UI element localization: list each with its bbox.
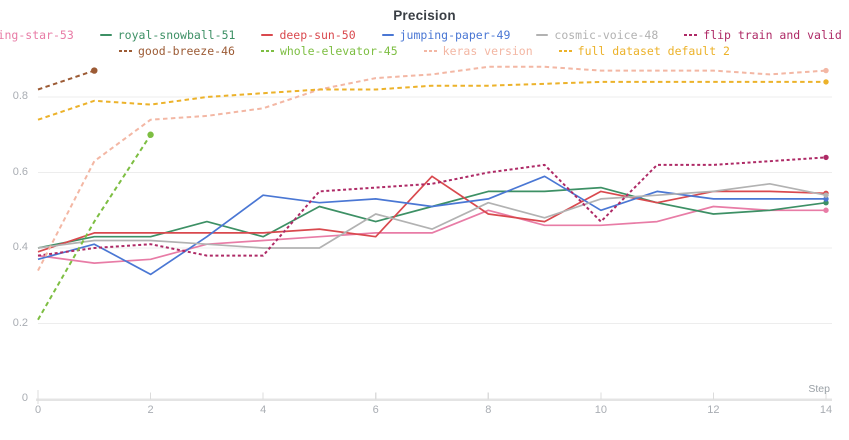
series-line-cosmic-voice-48	[37, 182, 827, 249]
legend-item-label: good-breeze-46	[138, 43, 235, 58]
series-line-good-breeze-46	[37, 69, 95, 91]
y-tick-label: 0	[21, 392, 28, 404]
legend-item-label: deep-sun-50	[279, 27, 356, 42]
legend-item-keras-version[interactable]: keras version	[423, 43, 533, 58]
legend-item-deep-sun-50[interactable]: deep-sun-50	[261, 27, 356, 42]
x-tick-label: 4	[260, 404, 267, 416]
legend-item-cosmic-voice-48[interactable]: cosmic-voice-48	[536, 27, 659, 42]
x-axis-title: Step	[808, 383, 830, 395]
legend-item-spring-star-53[interactable]: spring-star-53	[0, 27, 74, 42]
legend-item-jumping-paper-49[interactable]: jumping-paper-49	[381, 27, 511, 42]
series-line-royal-snowball-51	[37, 186, 827, 249]
series-endpoint-dot	[147, 131, 154, 138]
legend-line-marker-icon	[99, 33, 112, 37]
x-tick-label: 12	[707, 404, 720, 416]
series-line-jumping-paper-49	[37, 175, 826, 276]
legend-dashed-marker-icon	[423, 49, 437, 53]
series-endpoint-dot	[823, 207, 829, 213]
legend-line-marker-icon	[381, 33, 394, 37]
legend-dashed-marker-icon	[260, 49, 274, 53]
legend-row-2: good-breeze-46 whole-elevator-45 keras ver…	[0, 44, 849, 58]
legend-line-marker-icon	[261, 33, 274, 37]
series-line-whole-elevator-45	[37, 134, 152, 321]
series-endpoint-dot	[823, 154, 829, 161]
legend-dashed-marker-icon	[119, 49, 132, 53]
legend-item-full-dataset-default-2[interactable]: full dataset default 2	[558, 43, 730, 58]
series-line-spring-star-53	[37, 205, 826, 264]
legend-line-marker-icon	[536, 33, 549, 37]
series-endpoint-dot	[823, 200, 829, 206]
legend-item-whole-elevator-45[interactable]: whole-elevator-45	[260, 43, 398, 58]
x-tick-label: 0	[34, 404, 42, 416]
legend-item-good-breeze-46[interactable]: good-breeze-46	[119, 43, 235, 58]
legend-item-label: flip train and valid sample	[703, 27, 849, 42]
series-line-full-dataset-default-2	[37, 80, 826, 121]
legend-item-flip-train-and-valid-sample[interactable]: flip train and valid sample	[684, 27, 849, 42]
y-tick-label: 0.4	[12, 241, 28, 253]
legend-item-label: keras version	[442, 43, 533, 58]
legend-row-1: spring-star-53 royal-snowball-51 deep-sun-…	[0, 28, 849, 42]
series-endpoint-dot	[823, 196, 829, 202]
legend-item-label: whole-elevator-45	[279, 43, 398, 58]
legend-item-royal-snowball-51[interactable]: royal-snowball-51	[99, 27, 236, 42]
series-endpoint-dot	[91, 67, 98, 74]
series-line-keras-version	[37, 65, 827, 272]
legend-item-label: spring-star-53	[0, 27, 74, 42]
series-endpoint-dot	[823, 192, 829, 198]
y-tick-label: 0.6	[12, 165, 28, 178]
chart-legend: spring-star-53 royal-snowball-51 deep-sun-…	[0, 28, 849, 60]
legend-item-label: cosmic-voice-48	[554, 27, 659, 42]
legend-item-label: full dataset default 2	[577, 43, 730, 58]
series-line-deep-sun-50	[37, 175, 827, 253]
series-endpoint-dot	[823, 79, 829, 85]
x-tick-label: 2	[147, 404, 154, 416]
x-tick-label: 10	[594, 404, 607, 416]
series-endpoint-dot	[823, 67, 829, 74]
legend-dashed-marker-icon	[558, 49, 572, 53]
x-tick-label: 6	[372, 404, 379, 416]
y-tick-label: 0.8	[12, 90, 28, 102]
legend-item-label: royal-snowball-51	[117, 27, 236, 42]
legend-dashed-marker-icon	[684, 33, 698, 37]
chart-title: Precision	[393, 8, 456, 23]
y-tick-label: 0.2	[12, 316, 28, 329]
x-tick-label: 14	[819, 404, 833, 416]
x-tick-label: 8	[485, 404, 492, 416]
legend-item-label: jumping-paper-49	[399, 27, 511, 42]
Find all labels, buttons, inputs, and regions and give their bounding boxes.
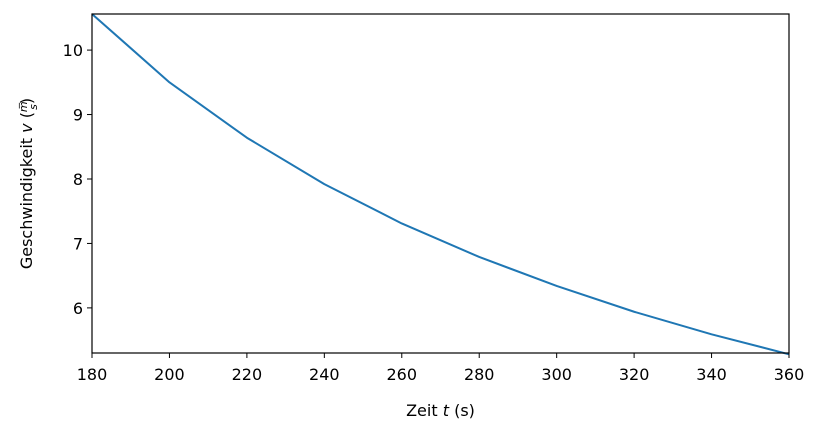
x-tick-label: 200 [154, 365, 185, 384]
y-axis-label: Geschwindigkeit v (m‾s) [17, 98, 40, 269]
x-tick-label: 240 [309, 365, 340, 384]
y-tick-label: 9 [73, 106, 83, 125]
y-label-paren-close: ) [17, 98, 36, 104]
y-label-text: Geschwindigkeit [17, 133, 36, 269]
x-tick-label: 320 [619, 365, 650, 384]
y-tick-label: 10 [63, 41, 83, 60]
ticks-layer: 180 200 220 240 260 280 300 320 340 360 6 7 8 9 10 [63, 41, 805, 384]
y-label-unit-num: m [17, 101, 30, 112]
x-tick-label: 280 [464, 365, 495, 384]
series-line [91, 13, 790, 356]
y-label-frac-bar: ‾ [17, 102, 30, 109]
x-tick-label: 220 [232, 365, 263, 384]
x-tick-label: 180 [77, 365, 108, 384]
x-tick-label: 340 [696, 365, 727, 384]
x-axis-label: Zeit t (s) [406, 401, 475, 420]
series-line-layer [91, 13, 790, 356]
x-tick-label: 300 [541, 365, 572, 384]
plot-frame [91, 13, 790, 354]
y-tick-label: 8 [73, 170, 83, 189]
x-tick-label: 260 [387, 365, 418, 384]
y-label-unit-den: s [27, 104, 40, 110]
y-tick-label: 7 [73, 234, 83, 253]
svg-text:Geschwindigkeit v (m‾s): Geschwindigkeit v (m‾s) [17, 98, 40, 269]
y-label-var: v [17, 123, 36, 133]
y-label-paren-open: ( [17, 112, 36, 123]
y-tick-label: 6 [73, 299, 83, 318]
x-tick-label: 360 [774, 365, 805, 384]
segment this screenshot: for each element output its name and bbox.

——————————

AIM: Rewrite the lines of the material from the one containing "x-tick-label: 200 [154, 365, 185, 384]" through the one containing "y-label-unit-num: m [17, 101, 30, 112]", putting "x-axis-tick" wherever "x-tick-label" appears and changing nothing else.

RESPONSE:
x-axis-tick: 200 [154, 365, 185, 384]
y-axis-label: Geschwindigkeit v (m‾s) [17, 98, 40, 269]
x-axis-tick: 240 [309, 365, 340, 384]
y-tick-label: 9 [73, 106, 83, 125]
y-label-paren-close: ) [17, 98, 36, 104]
y-label-text: Geschwindigkeit [17, 133, 36, 269]
x-axis-tick: 320 [619, 365, 650, 384]
y-tick-label: 10 [63, 41, 83, 60]
ticks-layer: 180 200 220 240 260 280 300 320 340 360 6 7 8 9 10 [63, 41, 805, 384]
y-label-unit-num: m [17, 101, 30, 112]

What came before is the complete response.